EXERCISE AIM:
Print the whole listing exactly.
* begin MATERIAL SUPPLIED *
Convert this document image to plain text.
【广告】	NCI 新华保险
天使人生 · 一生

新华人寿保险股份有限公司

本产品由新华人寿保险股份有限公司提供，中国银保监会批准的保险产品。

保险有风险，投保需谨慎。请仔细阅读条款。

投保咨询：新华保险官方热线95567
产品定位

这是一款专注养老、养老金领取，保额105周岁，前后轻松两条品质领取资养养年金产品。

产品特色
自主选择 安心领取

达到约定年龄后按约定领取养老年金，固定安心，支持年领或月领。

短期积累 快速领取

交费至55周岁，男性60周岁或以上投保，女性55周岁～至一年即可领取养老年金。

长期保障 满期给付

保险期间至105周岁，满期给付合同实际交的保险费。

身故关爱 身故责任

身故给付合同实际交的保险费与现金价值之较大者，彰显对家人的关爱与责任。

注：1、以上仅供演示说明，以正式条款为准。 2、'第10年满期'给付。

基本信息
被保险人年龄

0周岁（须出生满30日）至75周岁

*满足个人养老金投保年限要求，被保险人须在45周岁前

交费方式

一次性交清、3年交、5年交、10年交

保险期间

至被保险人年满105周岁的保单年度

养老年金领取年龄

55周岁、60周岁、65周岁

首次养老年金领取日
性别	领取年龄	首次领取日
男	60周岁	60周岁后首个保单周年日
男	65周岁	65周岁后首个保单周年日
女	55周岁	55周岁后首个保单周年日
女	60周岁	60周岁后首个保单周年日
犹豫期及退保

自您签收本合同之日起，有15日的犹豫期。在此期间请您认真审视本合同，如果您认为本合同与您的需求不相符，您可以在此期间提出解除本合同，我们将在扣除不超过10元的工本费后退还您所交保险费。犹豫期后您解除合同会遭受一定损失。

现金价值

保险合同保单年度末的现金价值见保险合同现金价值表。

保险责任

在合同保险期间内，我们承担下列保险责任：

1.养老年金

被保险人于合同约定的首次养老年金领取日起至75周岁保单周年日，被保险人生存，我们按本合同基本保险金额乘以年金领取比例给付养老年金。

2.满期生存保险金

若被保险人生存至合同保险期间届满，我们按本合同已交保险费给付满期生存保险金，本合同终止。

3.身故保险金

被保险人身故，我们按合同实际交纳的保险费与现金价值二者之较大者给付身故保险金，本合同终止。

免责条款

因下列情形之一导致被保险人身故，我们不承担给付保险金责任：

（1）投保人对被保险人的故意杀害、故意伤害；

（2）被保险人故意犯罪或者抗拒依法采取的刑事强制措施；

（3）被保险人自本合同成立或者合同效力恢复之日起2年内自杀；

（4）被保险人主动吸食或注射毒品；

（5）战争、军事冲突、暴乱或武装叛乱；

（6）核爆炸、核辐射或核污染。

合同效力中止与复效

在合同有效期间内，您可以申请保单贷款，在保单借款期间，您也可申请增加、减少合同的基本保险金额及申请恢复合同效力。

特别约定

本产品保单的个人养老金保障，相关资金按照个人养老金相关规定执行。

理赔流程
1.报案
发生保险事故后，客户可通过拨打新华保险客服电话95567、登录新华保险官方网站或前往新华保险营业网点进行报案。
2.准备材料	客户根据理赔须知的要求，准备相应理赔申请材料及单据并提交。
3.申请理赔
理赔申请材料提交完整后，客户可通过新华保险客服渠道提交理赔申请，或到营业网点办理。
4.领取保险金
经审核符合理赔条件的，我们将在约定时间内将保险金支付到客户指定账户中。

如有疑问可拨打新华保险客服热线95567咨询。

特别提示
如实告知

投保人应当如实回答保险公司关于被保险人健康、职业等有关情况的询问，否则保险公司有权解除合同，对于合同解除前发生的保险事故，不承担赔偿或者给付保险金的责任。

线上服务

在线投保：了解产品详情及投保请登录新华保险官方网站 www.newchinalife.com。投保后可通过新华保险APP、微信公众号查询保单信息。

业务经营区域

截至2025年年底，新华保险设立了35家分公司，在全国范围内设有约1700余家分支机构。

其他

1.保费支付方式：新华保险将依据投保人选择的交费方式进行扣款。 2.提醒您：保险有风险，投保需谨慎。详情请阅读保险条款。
* end MATERIAL SUPPLIED *
WRITTEN REPLY:
Convert this document image to plain text.
【广告】	NCI 新华保险
天使人生 · 一生

新华人寿保险股份有限公司

本产品由新华人寿保险股份有限公司提供，中国银保监会批准的保险产品。

保险有风险，投保需谨慎。请仔细阅读条款。

投保咨询：新华保险官方热线95567
产品定位

这是一款专注养老、养老金领取，保额105周岁，前后轻松两条品质领取资养养年金产品。

产品特色
自主选择 安心领取

达到约定年龄后按约定领取养老年金，固定安心，支持年领或月领。

短期积累 快速领取

交费至55周岁，男性60周岁或以上投保，女性55周岁～至一年即可领取养老年金。

长期保障 满期给付

保险期间至105周岁，满期给付合同实际交的保险费。

身故关爱 身故责任

身故给付合同实际交的保险费与现金价值之较大者，彰显对家人的关爱与责任。

注：1、以上仅供演示说明，以正式条款为准。 2、'第10年满期'给付。

基本信息
被保险人年龄

0周岁（须出生满30日）至75周岁

*满足个人养老金投保年限要求，被保险人须在45周岁前

交费方式

一次性交清、3年交、5年交、10年交

保险期间

至被保险人年满105周岁的保单年度

养老年金领取年龄

55周岁、60周岁、65周岁

首次养老年金领取日
性别	领取年龄	首次领取日
男	60周岁	60周岁后首个保单周年日
男	65周岁	65周岁后首个保单周年日
女	55周岁	55周岁后首个保单周年日
女	60周岁	60周岁后首个保单周年日
犹豫期及退保

自您签收本合同之日起，有15日的犹豫期。在此期间请您认真审视本合同，如果您认为本合同与您的需求不相符，您可以在此期间提出解除本合同，我们将在扣除不超过10元的工本费后退还您所交保险费。犹豫期后您解除合同会遭受一定损失。

现金价值

保险合同保单年度末的现金价值见保险合同现金价值表。

保险责任

在合同保险期间内，我们承担下列保险责任：

1.养老年金

被保险人于合同约定的首次养老年金领取日起至75周岁保单周年日，被保险人生存，我们按本合同基本保险金额乘以年金领取比例给付养老年金。

2.满期生存保险金

若被保险人生存至合同保险期间届满，我们按本合同已交保险费给付满期生存保险金，本合同终止。

3.身故保险金

被保险人身故，我们按合同实际交纳的保险费与现金价值二者之较大者给付身故保险金，本合同终止。

免责条款

因下列情形之一导致被保险人身故，我们不承担给付保险金责任：

（1）投保人对被保险人的故意杀害、故意伤害；

（2）被保险人故意犯罪或者抗拒依法采取的刑事强制措施；

（3）被保险人自本合同成立或者合同效力恢复之日起2年内自杀；

（4）被保险人主动吸食或注射毒品；

（5）战争、军事冲突、暴乱或武装叛乱；

（6）核爆炸、核辐射或核污染。

合同效力中止与复效

在合同有效期间内，您可以申请保单贷款，在保单借款期间，您也可申请增加、减少合同的基本保险金额及申请恢复合同效力。

特别约定

本产品保单的个人养老金保障，相关资金按照个人养老金相关规定执行。

理赔流程
1.报案
发生保险事故后，客户可通过拨打新华保险客服电话95567、登录新华保险官方网站或前往新华保险营业网点进行报案。
2.准备材料	客户根据理赔须知的要求，准备相应理赔申请材料及单据并提交。
3.申请理赔
理赔申请材料提交完整后，客户可通过新华保险客服渠道提交理赔申请，或到营业网点办理。
4.领取保险金
经审核符合理赔条件的，我们将在约定时间内将保险金支付到客户指定账户中。

如有疑问可拨打新华保险客服热线95567咨询。

特别提示
如实告知

投保人应当如实回答保险公司关于被保险人健康、职业等有关情况的询问，否则保险公司有权解除合同，对于合同解除前发生的保险事故，不承担赔偿或者给付保险金的责任。

线上服务

在线投保：了解产品详情及投保请登录新华保险官方网站 www.newchinalife.com。投保后可通过新华保险APP、微信公众号查询保单信息。

业务经营区域

截至2025年年底，新华保险设立了35家分公司，在全国范围内设有约1700余家分支机构。

其他

1.保费支付方式：新华保险将依据投保人选择的交费方式进行扣款。 2.提醒您：保险有风险，投保需谨慎。详情请阅读保险条款。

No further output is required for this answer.